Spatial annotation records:
** start **

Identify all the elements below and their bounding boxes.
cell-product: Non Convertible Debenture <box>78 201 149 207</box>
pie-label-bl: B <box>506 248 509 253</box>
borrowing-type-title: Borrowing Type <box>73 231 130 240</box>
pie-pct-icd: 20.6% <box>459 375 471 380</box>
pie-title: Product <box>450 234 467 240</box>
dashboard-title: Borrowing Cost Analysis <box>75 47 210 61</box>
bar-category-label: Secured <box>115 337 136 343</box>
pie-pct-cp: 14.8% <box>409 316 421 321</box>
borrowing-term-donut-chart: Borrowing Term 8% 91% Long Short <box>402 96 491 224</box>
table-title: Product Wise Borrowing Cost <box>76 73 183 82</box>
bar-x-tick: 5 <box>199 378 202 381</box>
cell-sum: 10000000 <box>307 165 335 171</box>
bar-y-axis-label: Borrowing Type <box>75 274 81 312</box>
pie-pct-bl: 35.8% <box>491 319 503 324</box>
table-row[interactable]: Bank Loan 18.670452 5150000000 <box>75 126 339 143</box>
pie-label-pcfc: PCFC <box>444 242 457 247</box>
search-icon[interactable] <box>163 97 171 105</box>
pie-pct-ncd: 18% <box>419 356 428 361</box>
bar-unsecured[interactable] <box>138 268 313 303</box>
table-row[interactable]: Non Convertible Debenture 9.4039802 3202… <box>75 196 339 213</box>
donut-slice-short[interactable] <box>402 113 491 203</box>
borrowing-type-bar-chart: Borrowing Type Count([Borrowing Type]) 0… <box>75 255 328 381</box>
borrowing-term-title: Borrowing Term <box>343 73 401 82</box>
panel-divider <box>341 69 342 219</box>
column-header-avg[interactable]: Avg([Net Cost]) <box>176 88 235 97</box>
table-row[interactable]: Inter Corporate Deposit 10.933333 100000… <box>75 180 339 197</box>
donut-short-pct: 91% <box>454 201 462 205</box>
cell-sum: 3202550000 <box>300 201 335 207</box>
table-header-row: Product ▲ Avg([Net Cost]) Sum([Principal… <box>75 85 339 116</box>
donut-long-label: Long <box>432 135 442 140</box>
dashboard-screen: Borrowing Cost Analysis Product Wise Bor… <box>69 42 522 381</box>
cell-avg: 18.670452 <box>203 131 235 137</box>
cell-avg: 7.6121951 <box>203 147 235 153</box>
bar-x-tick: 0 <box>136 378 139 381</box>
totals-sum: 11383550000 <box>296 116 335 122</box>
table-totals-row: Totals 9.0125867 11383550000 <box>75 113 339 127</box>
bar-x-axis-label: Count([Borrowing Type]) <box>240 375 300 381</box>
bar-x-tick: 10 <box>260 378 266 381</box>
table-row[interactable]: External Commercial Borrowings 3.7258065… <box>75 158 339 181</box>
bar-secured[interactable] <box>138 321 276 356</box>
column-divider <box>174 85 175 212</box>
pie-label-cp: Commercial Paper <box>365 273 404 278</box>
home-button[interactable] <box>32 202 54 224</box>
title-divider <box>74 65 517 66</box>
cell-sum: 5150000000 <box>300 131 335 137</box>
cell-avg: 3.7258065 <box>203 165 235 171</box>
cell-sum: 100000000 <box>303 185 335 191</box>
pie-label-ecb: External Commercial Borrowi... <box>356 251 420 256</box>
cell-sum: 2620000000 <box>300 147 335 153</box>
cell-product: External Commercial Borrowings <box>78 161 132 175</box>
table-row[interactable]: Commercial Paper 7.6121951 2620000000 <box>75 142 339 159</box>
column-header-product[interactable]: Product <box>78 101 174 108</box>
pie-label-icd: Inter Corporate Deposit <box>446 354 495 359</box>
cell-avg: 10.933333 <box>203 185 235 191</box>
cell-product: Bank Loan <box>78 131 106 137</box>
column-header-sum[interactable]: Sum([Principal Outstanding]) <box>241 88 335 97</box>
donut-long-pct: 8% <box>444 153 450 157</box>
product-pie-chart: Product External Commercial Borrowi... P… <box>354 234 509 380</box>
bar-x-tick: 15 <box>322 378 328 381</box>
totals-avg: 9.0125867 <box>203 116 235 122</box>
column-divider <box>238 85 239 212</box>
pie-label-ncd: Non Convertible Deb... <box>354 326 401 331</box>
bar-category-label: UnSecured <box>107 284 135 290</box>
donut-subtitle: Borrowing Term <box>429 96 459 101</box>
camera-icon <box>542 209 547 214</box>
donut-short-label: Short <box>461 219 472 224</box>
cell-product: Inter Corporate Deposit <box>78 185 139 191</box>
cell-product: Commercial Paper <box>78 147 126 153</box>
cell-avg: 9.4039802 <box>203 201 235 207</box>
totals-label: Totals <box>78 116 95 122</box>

** end **

▶ **WHAT IS EXPECTED**: Please give every line of the material above as a Markdown table with the columns "Row" and "Entry", numbering each line and leaving out blank lines.

▶ **FINISHED TASK**:
| Row | Entry |
|---|---|
| 1 | Identify all the elements below and their bounding boxes. |
| 2 | cell-product: Non Convertible Debenture <box>78 201 149 207</box> |
| 3 | pie-label-bl: B <box>506 248 509 253</box> |
| 4 | borrowing-type-title: Borrowing Type <box>73 231 130 240</box> |
| 5 | pie-pct-icd: 20.6% <box>459 375 471 380</box> |
| 6 | pie-title: Product <box>450 234 467 240</box> |
| 7 | dashboard-title: Borrowing Cost Analysis <box>75 47 210 61</box> |
| 8 | bar-category-label: Secured <box>115 337 136 343</box> |
| 9 | pie-pct-cp: 14.8% <box>409 316 421 321</box> |
| 10 | borrowing-term-donut-chart: Borrowing Term 8% 91% Long Short <box>402 96 491 224</box> |
| 11 | table-title: Product Wise Borrowing Cost <box>76 73 183 82</box> |
| 12 | bar-x-tick: 5 <box>199 378 202 381</box> |
| 13 | cell-sum: 10000000 <box>307 165 335 171</box> |
| 14 | bar-y-axis-label: Borrowing Type <box>75 274 81 312</box> |
| 15 | pie-pct-bl: 35.8% <box>491 319 503 324</box> |
| 16 | table-row[interactable]: Bank Loan 18.670452 5150000000 <box>75 126 339 143</box> |
| 17 | pie-label-pcfc: PCFC <box>444 242 457 247</box> |
| 18 | search-icon[interactable] <box>163 97 171 105</box> |
| 19 | pie-pct-ncd: 18% <box>419 356 428 361</box> |
| 20 | bar-unsecured[interactable] <box>138 268 313 303</box> |
| 21 | table-row[interactable]: Non Convertible Debenture 9.4039802 3202… <box>75 196 339 213</box> |
| 22 | donut-slice-short[interactable] <box>402 113 491 203</box> |
| 23 | borrowing-type-bar-chart: Borrowing Type Count([Borrowing Type]) 0… <box>75 255 328 381</box> |
| 24 | borrowing-term-title: Borrowing Term <box>343 73 401 82</box> |
| 25 | panel-divider <box>341 69 342 219</box> |
| 26 | column-header-avg[interactable]: Avg([Net Cost]) <box>176 88 235 97</box> |
| 27 | table-row[interactable]: Inter Corporate Deposit 10.933333 100000… <box>75 180 339 197</box> |
| 28 | donut-short-pct: 91% <box>454 201 462 205</box> |
| 29 | cell-sum: 3202550000 <box>300 201 335 207</box> |
| 30 | table-header-row: Product ▲ Avg([Net Cost]) Sum([Principal… <box>75 85 339 116</box> |
| 31 | donut-long-label: Long <box>432 135 442 140</box> |
| 32 | dashboard-screen: Borrowing Cost Analysis Product Wise Bor… <box>69 42 522 381</box> |
| 33 | cell-avg: 18.670452 <box>203 131 235 137</box> |
| 34 | cell-avg: 7.6121951 <box>203 147 235 153</box> |
| 35 | bar-x-tick: 0 <box>136 378 139 381</box> |
| 36 | totals-sum: 11383550000 <box>296 116 335 122</box> |
| 37 | table-totals-row: Totals 9.0125867 11383550000 <box>75 113 339 127</box> |
| 38 | bar-x-axis-label: Count([Borrowing Type]) <box>240 375 300 381</box> |
| 39 | bar-x-tick: 10 <box>260 378 266 381</box> |
| 40 | table-row[interactable]: External Commercial Borrowings 3.7258065… <box>75 158 339 181</box> |
| 41 | bar-secured[interactable] <box>138 321 276 356</box> |
| 42 | column-divider <box>174 85 175 212</box> |
| 43 | pie-label-cp: Commercial Paper <box>365 273 404 278</box> |
| 44 | home-button[interactable] <box>32 202 54 224</box> |
| 45 | title-divider <box>74 65 517 66</box> |
| 46 | cell-sum: 5150000000 <box>300 131 335 137</box> |
| 47 | cell-avg: 3.7258065 <box>203 165 235 171</box> |
| 48 | cell-sum: 100000000 <box>303 185 335 191</box> |
| 49 | pie-label-ecb: External Commercial Borrowi... <box>356 251 420 256</box> |
| 50 | cell-sum: 2620000000 <box>300 147 335 153</box> |
| 51 | cell-product: External Commercial Borrowings <box>78 161 132 175</box> |
| 52 | table-row[interactable]: Commercial Paper 7.6121951 2620000000 <box>75 142 339 159</box> |
| 53 | column-header-product[interactable]: Product <box>78 101 174 108</box> |
| 54 | pie-label-icd: Inter Corporate Deposit <box>446 354 495 359</box> |
| 55 | cell-avg: 10.933333 <box>203 185 235 191</box> |
| 56 | cell-product: Bank Loan <box>78 131 106 137</box> |
| 57 | column-header-sum[interactable]: Sum([Principal Outstanding]) <box>241 88 335 97</box> |
| 58 | donut-long-pct: 8% <box>444 153 450 157</box> |
| 59 | product-pie-chart: Product External Commercial Borrowi... P… <box>354 234 509 380</box> |
| 60 | bar-x-tick: 15 <box>322 378 328 381</box> |
| 61 | totals-avg: 9.0125867 <box>203 116 235 122</box> |
| 62 | column-divider <box>238 85 239 212</box> |
| 63 | pie-label-ncd: Non Convertible Deb... <box>354 326 401 331</box> |
| 64 | bar-category-label: UnSecured <box>107 284 135 290</box> |
| 65 | donut-subtitle: Borrowing Term <box>429 96 459 101</box> |
| 66 | camera-icon <box>542 209 547 214</box> |
| 67 | donut-short-label: Short <box>461 219 472 224</box> |
| 68 | cell-product: Inter Corporate Deposit <box>78 185 139 191</box> |
| 69 | cell-product: Commercial Paper <box>78 147 126 153</box> |
| 70 | cell-avg: 9.4039802 <box>203 201 235 207</box> |
| 71 | totals-label: Totals <box>78 116 95 122</box> |